→ Exercise 1
Quote the stretch from "Last Friday, the" through "on the wrist." in the text on the FCC's Comcast ruling.
→ Exercise 2
Write the next part of the text on the FCC's Comcast ruling, starting from where it stops.

→ Quoted text

Last Friday, the Federal Communications Commission (FCC) approved an enforcement order against Comcast requiring the company to “stop blocking and slowing Internet traffic” and to publicly disclose its network management practices.  The FCC's decision was the first time that the commission formally ordered an Internet service provider (ISP) to comply with network neutrality guidelines and disclose how it manages traffic.  Also notable was the lack of a fine against Comcast, which effectively made the ruling something akin to a slap on the wrist.

The ruling came after critics complained that Comcast had targeted and deliberately slowed the connections of subscribers using BitTorrent’s peer-to-peer (P2P) file sharing protocol.  Comcast admitted that it actively tracked and managed bandwidth being consumed by BitTorrent users, although the company repeatedly stated it only slowed or blocked traffic to alleviate overall network congestion.  While managing bandwidth on a network is a common practice among ISPs, the fact that Comcast had specifically targeted the BitTorrent protocol provided the FCC with enough ammunition to make an example out of the cable operator.

→ Record extracts
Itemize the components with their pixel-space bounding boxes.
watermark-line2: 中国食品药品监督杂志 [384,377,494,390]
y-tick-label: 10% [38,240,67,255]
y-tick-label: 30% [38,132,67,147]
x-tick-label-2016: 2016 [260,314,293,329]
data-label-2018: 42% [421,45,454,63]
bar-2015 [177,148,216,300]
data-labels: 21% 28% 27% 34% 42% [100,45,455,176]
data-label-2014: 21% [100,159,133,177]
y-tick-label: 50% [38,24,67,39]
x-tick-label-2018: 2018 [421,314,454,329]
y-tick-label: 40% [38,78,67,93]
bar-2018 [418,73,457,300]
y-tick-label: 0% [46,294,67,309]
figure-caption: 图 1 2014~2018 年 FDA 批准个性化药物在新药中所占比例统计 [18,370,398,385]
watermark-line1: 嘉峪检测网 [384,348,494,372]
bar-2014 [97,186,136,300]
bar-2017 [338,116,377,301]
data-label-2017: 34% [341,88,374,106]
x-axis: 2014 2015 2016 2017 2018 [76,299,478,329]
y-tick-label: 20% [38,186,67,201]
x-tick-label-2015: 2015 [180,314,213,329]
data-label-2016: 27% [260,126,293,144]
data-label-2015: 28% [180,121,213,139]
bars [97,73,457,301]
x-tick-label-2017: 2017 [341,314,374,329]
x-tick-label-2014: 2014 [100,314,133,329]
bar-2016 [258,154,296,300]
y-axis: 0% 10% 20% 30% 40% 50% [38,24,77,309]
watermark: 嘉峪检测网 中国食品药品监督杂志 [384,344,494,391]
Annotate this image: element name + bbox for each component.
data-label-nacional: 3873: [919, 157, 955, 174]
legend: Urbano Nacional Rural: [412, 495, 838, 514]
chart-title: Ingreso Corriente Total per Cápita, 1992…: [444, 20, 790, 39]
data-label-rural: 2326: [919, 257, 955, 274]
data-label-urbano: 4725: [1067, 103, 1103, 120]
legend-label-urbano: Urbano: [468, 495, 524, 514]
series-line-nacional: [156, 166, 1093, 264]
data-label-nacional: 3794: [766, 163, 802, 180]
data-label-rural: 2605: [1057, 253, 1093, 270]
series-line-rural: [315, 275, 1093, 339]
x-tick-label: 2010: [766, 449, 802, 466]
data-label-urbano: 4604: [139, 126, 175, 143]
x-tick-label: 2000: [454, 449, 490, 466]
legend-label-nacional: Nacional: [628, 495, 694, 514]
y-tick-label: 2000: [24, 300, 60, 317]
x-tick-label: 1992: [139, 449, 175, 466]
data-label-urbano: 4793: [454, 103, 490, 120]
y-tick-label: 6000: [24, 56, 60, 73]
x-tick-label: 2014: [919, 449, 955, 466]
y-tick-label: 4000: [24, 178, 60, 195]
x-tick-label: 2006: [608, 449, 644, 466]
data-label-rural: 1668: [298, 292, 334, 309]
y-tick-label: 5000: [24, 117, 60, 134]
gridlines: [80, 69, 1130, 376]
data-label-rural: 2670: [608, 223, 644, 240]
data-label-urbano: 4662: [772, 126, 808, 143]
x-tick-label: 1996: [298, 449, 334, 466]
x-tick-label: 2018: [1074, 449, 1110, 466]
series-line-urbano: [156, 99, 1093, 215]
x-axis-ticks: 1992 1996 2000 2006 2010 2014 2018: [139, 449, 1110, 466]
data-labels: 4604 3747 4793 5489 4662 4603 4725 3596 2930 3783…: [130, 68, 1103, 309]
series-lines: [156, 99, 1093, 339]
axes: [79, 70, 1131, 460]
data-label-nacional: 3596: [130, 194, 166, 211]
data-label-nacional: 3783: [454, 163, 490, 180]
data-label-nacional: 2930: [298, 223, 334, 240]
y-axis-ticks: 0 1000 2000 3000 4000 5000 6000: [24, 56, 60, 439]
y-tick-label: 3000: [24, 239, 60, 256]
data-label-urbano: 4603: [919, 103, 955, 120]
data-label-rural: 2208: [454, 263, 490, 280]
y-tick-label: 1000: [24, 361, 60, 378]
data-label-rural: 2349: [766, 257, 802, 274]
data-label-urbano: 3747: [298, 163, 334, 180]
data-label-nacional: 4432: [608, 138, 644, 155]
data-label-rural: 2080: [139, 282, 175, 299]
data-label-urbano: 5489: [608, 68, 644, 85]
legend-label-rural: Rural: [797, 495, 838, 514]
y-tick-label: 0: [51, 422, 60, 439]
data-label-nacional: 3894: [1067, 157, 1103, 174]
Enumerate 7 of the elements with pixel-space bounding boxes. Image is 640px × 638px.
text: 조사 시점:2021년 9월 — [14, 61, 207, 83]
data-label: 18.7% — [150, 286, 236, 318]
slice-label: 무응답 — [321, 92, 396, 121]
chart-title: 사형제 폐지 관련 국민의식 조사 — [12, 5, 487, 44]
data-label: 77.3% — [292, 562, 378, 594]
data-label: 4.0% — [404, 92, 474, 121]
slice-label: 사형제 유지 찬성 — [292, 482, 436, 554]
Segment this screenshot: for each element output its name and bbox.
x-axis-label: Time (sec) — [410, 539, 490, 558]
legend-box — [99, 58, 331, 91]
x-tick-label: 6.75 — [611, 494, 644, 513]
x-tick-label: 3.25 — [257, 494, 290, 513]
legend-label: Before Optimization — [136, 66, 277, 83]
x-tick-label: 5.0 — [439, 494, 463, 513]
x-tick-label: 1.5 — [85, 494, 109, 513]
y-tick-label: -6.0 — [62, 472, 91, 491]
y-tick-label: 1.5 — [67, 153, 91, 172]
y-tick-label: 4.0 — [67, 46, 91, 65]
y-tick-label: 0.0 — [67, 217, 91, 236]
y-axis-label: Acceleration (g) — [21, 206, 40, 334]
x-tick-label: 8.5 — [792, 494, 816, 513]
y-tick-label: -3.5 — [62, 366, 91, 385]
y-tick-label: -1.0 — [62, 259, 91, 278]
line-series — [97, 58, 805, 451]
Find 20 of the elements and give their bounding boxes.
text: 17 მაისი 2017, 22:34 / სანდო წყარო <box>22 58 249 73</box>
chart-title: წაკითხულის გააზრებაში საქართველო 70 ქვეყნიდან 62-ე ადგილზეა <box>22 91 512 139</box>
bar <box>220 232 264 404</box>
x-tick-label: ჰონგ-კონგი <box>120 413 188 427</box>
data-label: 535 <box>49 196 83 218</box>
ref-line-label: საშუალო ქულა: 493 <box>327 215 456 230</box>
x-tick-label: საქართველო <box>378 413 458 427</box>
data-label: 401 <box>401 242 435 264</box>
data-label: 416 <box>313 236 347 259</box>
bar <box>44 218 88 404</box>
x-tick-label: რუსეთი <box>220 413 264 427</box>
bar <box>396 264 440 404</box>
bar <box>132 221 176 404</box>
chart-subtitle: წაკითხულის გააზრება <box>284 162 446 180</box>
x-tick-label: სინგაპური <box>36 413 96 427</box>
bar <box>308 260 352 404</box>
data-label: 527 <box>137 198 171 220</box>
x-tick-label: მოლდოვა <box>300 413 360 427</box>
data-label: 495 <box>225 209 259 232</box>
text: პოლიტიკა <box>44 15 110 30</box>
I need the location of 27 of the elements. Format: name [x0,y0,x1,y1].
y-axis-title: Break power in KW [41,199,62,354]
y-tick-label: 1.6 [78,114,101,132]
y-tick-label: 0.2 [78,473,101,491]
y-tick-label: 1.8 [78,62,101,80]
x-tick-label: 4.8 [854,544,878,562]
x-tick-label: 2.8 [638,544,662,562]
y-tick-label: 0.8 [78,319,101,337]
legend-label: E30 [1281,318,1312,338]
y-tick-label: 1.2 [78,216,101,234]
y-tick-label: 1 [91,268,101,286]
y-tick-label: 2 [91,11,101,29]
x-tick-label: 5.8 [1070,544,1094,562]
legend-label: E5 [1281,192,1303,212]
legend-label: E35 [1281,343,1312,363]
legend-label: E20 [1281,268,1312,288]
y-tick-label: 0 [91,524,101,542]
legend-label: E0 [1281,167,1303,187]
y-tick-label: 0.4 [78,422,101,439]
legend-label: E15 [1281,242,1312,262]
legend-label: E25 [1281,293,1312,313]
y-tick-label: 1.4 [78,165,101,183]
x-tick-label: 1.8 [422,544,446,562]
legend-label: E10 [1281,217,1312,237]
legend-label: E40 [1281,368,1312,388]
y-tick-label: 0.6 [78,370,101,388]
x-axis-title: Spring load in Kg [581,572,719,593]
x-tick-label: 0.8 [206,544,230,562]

→ Response 1
Last Friday, the Federal Communications Commission (FCC) approved an enforcement order against Comcast requiring the company to “stop blocking and slowing Internet traffic” and to publicly disclose its network management practices.  The FCC's decision was the first time that the commission formally ordered an Internet service provider (ISP) to comply with network neutrality guidelines and disclose how it manages traffic.  Also notable was the lack of a fine against Comcast, which effectively made the ruling something akin to a slap on the wrist.

→ Response 2
With an eye on defusing criticism about its network management methods, a few months ago Comcast announced that it was creating "protocol-agnostic network management" methods and would switch to them by the end of this year.  The company also announced joint efforts with BitTorrent, Pando Networks, and Vonage to improve network management and adhere to the P2P “best practices.”

However, this voluntary change wasn’t enough to placate the FCC.  As part of the ruling, the commission stipulated that Comcast has to submit its network management plans to the FCC in the future, thus turning (or attempting to turn) the FCC into the overseer of the country’s network management practices.

So what else does this decision mean?  A few things jump out at us:

- Due to the specificity of the case (e.g. bandwidth management targeted at BitTorrent users), most industry observers don’t believe it can be used as a precedent to change current network management practices.  
- Serious questions remain about whether or not the FCC has the authority to enforce its decision.  Comcast is expected to appeal this ruling, which means it could get hung up in court for years.  
- According to cable TV industry insiders, FCC Commissioner Kevin Martin is specifically targeting the cable industry with his “activist regulatory agenda.”  While these charges have been made before, cable industry executives are looking forward to him being replaced by the new administration next year.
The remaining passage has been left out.